Collect each line holding the string "Ocean".

++++++++++

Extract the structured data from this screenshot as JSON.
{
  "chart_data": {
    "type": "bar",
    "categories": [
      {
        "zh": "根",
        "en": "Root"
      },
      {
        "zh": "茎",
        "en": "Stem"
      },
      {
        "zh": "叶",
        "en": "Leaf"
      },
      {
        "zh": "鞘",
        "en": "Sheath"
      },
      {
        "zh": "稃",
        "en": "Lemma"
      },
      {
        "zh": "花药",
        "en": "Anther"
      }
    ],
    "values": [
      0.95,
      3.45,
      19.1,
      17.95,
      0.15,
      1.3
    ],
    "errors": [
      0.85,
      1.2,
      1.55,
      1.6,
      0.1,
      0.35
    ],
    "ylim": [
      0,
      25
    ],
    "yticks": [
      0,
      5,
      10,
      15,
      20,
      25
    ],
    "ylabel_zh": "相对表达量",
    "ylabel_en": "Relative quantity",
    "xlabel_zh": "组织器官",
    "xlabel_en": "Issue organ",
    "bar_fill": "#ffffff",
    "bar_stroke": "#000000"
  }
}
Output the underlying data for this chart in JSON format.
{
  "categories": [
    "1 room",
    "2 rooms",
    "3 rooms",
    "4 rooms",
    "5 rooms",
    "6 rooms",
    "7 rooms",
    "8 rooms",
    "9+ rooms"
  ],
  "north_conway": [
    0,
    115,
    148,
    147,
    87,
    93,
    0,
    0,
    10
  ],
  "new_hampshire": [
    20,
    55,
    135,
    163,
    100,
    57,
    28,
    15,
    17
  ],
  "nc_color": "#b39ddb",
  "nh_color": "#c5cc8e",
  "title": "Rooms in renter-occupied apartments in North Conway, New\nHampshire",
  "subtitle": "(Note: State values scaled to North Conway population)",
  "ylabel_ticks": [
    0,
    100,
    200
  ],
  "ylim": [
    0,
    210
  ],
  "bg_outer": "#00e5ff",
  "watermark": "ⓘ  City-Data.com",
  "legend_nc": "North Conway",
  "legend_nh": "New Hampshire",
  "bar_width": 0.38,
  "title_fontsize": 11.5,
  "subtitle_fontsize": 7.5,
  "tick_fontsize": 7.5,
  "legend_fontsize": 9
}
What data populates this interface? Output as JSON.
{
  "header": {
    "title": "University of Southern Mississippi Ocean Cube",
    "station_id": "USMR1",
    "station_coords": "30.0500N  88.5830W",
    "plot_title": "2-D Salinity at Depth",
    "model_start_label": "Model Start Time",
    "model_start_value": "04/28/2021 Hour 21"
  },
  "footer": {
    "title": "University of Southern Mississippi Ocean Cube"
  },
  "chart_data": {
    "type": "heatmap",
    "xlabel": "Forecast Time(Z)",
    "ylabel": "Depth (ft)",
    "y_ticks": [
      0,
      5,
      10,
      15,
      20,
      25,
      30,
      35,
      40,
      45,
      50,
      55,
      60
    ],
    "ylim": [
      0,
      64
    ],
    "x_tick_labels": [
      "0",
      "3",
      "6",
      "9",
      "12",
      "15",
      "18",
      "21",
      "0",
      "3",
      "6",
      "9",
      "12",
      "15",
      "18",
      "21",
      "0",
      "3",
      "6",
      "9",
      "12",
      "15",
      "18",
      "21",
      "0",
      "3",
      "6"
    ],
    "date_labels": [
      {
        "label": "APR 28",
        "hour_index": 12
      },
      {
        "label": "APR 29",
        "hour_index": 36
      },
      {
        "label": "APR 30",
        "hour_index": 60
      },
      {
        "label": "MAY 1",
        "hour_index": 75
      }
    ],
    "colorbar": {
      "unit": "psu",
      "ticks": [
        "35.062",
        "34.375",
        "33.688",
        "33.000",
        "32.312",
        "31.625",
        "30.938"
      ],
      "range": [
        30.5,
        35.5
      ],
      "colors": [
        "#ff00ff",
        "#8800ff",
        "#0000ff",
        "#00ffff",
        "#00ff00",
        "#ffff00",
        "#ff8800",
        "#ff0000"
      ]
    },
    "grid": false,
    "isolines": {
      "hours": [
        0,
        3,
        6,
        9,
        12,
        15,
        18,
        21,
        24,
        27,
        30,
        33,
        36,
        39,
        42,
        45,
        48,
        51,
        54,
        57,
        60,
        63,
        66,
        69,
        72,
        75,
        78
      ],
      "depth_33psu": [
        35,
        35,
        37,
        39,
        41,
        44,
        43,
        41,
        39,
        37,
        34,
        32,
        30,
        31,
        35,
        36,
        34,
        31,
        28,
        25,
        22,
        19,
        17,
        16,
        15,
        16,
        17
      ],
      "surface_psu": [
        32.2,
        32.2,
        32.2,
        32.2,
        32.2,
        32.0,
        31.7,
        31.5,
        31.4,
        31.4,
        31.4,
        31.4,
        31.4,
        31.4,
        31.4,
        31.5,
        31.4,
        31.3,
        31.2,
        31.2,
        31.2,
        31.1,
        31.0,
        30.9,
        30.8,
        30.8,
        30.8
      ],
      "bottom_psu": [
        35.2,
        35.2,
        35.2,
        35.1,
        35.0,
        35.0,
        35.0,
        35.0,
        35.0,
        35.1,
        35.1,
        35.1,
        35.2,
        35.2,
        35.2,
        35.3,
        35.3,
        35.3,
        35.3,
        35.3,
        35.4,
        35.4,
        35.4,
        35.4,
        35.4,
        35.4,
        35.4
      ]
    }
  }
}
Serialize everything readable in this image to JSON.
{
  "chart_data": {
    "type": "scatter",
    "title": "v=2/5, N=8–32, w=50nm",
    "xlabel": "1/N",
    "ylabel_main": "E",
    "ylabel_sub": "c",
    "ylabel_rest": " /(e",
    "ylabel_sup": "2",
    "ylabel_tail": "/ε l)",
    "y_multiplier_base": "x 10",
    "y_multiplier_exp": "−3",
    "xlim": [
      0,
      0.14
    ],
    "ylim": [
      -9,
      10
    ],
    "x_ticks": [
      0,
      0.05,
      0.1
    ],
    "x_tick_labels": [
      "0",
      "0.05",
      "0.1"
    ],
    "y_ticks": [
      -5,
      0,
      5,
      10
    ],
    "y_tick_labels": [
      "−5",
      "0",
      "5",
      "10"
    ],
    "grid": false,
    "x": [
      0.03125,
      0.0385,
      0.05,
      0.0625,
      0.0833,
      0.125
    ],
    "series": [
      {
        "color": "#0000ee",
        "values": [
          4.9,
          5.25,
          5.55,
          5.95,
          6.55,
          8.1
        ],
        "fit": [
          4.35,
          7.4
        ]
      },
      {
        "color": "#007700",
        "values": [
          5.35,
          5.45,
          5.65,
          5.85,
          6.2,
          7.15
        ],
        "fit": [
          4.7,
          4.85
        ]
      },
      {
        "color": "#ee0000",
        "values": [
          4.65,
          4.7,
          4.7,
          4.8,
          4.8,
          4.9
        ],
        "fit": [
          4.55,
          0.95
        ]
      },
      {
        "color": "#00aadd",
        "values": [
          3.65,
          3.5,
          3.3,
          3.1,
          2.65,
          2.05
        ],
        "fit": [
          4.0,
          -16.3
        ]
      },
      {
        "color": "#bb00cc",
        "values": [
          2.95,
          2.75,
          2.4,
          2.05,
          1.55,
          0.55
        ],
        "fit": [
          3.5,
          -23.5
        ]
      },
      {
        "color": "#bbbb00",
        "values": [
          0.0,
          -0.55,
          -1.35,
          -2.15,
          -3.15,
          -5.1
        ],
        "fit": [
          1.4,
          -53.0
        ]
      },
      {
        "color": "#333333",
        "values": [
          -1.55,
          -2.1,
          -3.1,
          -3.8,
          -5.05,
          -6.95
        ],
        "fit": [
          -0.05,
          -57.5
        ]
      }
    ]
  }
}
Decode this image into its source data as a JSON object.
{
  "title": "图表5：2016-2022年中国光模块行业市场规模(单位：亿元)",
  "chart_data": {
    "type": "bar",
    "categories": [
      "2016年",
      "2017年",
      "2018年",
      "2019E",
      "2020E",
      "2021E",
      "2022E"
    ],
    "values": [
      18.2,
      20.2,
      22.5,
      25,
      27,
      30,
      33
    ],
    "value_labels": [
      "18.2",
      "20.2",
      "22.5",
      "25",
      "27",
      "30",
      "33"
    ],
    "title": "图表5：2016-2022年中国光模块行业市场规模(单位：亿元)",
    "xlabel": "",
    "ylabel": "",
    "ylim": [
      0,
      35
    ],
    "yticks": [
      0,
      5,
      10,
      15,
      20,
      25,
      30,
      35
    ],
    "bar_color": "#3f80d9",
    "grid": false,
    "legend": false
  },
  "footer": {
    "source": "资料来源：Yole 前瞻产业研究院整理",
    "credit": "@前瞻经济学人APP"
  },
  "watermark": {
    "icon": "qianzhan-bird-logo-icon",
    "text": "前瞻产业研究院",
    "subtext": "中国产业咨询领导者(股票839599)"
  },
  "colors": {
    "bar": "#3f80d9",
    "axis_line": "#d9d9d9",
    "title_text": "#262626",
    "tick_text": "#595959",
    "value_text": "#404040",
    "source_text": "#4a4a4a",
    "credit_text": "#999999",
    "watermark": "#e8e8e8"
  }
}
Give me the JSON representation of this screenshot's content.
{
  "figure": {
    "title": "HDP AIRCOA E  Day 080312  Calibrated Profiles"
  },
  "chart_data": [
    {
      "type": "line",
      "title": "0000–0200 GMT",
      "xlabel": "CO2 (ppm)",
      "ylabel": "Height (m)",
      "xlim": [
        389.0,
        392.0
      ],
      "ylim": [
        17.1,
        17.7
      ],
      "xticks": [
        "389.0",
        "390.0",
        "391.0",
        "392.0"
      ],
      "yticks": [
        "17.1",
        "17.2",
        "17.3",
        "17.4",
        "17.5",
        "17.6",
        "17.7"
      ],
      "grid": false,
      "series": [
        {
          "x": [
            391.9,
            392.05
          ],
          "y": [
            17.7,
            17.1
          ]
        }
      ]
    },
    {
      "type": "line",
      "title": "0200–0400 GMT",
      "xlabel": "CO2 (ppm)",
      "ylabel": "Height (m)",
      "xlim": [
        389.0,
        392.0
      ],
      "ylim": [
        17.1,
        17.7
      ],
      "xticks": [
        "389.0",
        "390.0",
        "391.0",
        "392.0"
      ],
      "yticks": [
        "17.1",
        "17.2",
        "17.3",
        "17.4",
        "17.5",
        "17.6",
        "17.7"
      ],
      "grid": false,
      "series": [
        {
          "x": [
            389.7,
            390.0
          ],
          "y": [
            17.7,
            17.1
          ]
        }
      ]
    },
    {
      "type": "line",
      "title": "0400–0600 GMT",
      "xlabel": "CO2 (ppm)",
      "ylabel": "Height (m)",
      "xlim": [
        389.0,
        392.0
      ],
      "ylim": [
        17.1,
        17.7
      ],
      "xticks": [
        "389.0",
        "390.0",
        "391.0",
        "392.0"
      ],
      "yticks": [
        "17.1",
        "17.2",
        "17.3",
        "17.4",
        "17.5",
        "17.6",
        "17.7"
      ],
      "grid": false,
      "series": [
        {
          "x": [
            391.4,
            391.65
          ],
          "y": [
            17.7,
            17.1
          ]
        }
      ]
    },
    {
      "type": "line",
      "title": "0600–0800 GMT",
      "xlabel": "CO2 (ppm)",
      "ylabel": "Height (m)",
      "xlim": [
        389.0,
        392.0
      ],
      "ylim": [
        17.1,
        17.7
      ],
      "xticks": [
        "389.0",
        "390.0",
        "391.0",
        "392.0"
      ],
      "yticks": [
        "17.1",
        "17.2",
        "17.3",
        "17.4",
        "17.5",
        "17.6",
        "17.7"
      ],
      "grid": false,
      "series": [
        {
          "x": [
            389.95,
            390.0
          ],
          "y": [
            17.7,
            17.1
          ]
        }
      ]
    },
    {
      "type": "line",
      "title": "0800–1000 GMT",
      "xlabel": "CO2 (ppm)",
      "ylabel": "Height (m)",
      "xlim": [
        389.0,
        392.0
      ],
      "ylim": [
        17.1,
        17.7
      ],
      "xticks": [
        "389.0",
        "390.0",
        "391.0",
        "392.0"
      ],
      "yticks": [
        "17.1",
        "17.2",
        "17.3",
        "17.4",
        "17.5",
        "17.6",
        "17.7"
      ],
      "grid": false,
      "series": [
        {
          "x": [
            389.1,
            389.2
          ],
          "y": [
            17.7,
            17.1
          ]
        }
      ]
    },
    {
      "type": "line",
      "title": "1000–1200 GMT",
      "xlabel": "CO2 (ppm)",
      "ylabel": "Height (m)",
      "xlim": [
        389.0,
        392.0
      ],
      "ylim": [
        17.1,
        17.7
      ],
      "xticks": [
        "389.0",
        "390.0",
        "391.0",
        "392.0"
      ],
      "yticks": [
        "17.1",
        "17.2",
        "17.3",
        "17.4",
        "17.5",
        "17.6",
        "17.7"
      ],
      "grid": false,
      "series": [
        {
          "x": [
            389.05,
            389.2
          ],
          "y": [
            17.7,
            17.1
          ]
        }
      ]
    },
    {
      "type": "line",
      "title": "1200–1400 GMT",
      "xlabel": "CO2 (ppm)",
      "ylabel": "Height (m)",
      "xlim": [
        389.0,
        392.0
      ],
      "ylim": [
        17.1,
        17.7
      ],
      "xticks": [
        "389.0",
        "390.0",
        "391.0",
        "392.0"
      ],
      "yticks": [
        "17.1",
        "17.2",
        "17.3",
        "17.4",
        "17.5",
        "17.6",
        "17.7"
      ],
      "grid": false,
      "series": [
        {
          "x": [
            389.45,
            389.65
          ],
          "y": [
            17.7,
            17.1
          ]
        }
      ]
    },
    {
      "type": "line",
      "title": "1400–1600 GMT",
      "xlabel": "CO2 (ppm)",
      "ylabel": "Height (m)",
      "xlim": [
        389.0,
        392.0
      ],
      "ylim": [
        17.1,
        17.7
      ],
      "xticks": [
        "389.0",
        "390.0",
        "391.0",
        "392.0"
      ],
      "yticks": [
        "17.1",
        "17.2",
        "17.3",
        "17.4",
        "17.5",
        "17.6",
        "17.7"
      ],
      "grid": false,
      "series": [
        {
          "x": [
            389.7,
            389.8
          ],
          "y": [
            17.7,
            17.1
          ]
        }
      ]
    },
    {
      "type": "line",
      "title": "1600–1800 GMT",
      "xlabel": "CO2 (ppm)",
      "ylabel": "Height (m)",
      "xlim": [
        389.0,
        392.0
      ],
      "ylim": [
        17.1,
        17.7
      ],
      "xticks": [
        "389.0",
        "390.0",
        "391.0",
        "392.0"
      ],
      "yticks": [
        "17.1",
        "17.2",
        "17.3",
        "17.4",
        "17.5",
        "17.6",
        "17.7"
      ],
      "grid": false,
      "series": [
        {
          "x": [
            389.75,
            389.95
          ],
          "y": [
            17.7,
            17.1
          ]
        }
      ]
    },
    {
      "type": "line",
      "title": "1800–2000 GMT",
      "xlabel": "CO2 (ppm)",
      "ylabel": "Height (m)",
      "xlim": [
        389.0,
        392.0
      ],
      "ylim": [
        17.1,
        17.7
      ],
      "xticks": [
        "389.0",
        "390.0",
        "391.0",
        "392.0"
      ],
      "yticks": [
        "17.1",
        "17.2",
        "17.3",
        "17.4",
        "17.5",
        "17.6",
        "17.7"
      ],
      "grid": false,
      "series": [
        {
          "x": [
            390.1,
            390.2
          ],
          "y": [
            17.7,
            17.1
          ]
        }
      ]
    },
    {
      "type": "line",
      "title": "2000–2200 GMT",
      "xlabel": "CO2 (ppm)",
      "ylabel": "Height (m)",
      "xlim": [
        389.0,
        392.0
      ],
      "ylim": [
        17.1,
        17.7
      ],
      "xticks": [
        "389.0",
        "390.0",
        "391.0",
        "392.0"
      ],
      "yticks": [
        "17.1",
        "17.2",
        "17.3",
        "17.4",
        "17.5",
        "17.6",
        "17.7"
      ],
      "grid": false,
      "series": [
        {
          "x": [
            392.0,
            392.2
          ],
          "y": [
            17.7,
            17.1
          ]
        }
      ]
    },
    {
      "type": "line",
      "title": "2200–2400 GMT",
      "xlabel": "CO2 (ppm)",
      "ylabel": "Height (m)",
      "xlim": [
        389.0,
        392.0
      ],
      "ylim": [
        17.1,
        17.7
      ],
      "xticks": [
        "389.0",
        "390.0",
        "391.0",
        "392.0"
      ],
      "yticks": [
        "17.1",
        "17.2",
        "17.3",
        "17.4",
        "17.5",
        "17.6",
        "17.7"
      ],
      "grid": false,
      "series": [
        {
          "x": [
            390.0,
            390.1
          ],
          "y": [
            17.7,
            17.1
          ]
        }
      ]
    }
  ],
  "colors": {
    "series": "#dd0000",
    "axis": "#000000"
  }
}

++++++++++

**Written solution**
    "title": "University of Southern Mississippi Ocean Cube",
    "title": "University of Southern Mississippi Ocean Cube"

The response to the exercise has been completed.